Collect each line of the entries that holds the string "марта".

[start of Data listing]

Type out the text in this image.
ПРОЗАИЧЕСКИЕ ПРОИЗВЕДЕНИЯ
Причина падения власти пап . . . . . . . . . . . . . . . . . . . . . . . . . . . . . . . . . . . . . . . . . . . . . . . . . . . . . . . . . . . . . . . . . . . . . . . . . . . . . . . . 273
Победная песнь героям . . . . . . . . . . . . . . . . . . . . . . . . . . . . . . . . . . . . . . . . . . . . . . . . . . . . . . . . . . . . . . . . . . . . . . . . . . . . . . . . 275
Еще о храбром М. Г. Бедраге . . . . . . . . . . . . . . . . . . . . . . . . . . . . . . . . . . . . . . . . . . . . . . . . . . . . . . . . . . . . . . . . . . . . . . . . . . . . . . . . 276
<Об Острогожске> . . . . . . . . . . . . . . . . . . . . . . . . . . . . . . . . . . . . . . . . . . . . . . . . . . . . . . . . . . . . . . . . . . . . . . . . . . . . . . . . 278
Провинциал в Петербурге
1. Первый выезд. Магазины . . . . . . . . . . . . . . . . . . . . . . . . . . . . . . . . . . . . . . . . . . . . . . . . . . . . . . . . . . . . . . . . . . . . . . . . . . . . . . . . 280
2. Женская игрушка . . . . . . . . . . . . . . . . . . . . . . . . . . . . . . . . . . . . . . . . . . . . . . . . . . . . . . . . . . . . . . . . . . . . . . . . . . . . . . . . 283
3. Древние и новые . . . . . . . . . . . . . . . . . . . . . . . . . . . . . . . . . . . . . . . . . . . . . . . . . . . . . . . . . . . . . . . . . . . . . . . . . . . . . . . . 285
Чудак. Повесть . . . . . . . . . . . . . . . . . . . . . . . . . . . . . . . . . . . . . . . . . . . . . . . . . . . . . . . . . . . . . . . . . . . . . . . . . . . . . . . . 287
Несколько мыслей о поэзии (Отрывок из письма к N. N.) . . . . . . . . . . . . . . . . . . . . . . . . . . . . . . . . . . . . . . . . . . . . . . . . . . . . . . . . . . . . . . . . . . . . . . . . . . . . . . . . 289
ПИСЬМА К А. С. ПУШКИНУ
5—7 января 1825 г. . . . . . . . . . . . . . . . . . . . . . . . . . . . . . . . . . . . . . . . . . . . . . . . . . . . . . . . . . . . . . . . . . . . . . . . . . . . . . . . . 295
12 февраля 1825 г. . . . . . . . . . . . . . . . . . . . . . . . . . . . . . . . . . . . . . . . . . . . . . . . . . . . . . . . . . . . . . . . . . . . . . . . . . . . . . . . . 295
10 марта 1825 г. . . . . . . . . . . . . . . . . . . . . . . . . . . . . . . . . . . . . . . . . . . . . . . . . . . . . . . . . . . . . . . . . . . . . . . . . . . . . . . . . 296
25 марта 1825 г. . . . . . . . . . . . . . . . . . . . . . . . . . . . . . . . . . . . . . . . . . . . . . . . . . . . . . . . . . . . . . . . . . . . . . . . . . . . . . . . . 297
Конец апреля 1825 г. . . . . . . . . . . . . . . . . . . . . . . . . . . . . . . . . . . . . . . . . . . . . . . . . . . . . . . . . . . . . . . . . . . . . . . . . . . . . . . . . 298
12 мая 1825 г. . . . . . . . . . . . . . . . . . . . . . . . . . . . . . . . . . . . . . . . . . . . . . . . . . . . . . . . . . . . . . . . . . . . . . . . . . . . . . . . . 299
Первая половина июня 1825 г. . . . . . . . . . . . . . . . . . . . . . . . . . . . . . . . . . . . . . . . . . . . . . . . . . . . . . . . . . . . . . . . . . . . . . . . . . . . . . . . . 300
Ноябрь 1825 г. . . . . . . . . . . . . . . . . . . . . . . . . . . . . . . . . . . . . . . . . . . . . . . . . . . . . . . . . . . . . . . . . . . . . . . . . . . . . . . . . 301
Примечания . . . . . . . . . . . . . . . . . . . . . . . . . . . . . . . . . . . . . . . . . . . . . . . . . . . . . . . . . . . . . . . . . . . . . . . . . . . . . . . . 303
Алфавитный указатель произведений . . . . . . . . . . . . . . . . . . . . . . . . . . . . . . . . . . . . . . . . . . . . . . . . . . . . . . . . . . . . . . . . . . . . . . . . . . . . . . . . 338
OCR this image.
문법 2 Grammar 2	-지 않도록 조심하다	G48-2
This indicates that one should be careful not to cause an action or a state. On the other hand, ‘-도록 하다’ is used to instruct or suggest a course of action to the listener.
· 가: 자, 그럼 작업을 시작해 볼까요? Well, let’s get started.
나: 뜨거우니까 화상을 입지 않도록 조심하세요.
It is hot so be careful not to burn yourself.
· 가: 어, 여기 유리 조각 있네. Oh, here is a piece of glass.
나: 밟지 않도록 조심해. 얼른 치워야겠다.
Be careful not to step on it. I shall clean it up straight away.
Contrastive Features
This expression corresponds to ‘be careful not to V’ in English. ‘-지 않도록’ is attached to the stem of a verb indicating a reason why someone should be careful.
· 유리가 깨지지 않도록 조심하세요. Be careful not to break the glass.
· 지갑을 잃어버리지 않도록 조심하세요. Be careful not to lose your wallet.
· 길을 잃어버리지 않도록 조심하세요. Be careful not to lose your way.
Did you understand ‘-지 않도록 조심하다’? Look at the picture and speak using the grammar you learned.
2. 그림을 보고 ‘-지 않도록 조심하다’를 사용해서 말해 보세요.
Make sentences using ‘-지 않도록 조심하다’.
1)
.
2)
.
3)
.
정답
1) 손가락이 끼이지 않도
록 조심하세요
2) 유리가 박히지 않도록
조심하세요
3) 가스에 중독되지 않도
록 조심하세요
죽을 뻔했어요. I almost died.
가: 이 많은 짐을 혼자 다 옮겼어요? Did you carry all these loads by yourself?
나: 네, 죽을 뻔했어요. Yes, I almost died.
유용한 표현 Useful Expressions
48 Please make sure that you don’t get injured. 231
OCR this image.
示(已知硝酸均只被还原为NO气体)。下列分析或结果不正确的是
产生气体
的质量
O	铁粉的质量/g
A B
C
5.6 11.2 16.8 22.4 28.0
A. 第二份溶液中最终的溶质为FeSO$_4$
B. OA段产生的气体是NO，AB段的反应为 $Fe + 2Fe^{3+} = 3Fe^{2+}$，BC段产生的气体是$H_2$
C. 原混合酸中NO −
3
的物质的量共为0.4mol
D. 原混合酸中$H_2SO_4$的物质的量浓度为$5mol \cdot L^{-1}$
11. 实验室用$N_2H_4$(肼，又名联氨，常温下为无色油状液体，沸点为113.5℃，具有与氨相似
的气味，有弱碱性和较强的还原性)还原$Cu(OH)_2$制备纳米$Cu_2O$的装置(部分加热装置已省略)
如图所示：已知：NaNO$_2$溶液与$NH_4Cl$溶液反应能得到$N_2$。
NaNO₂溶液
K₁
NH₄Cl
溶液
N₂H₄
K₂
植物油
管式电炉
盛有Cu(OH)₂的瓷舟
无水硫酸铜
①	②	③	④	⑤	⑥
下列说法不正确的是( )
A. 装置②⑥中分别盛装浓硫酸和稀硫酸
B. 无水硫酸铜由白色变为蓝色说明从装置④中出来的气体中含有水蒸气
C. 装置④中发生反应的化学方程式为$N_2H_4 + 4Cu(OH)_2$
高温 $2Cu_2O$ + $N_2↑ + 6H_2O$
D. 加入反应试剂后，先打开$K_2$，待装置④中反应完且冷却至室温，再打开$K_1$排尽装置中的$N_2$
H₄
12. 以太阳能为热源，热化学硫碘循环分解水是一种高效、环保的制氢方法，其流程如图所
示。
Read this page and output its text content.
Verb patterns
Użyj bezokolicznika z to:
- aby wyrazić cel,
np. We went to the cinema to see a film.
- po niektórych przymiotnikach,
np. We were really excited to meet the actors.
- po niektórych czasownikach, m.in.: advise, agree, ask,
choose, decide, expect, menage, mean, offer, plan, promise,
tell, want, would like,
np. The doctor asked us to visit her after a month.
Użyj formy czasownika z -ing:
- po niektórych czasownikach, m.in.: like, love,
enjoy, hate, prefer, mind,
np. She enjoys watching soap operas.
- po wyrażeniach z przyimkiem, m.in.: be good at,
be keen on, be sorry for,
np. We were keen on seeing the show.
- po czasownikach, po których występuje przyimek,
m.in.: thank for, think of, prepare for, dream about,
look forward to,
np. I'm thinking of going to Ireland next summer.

[end of Data listing]

## Expected answer
10 марта 1825 г. . . . . . . . . . . . . . . . . . . . . . . . . . . . . . . . . . . . . . . . . . . . . . . . . . . . . . . . . . . . . . . . . . . . . . . . . . . . . . . . . 296
25 марта 1825 г. . . . . . . . . . . . . . . . . . . . . . . . . . . . . . . . . . . . . . . . . . . . . . . . . . . . . . . . . . . . . . . . . . . . . . . . . . . . . . . . . 297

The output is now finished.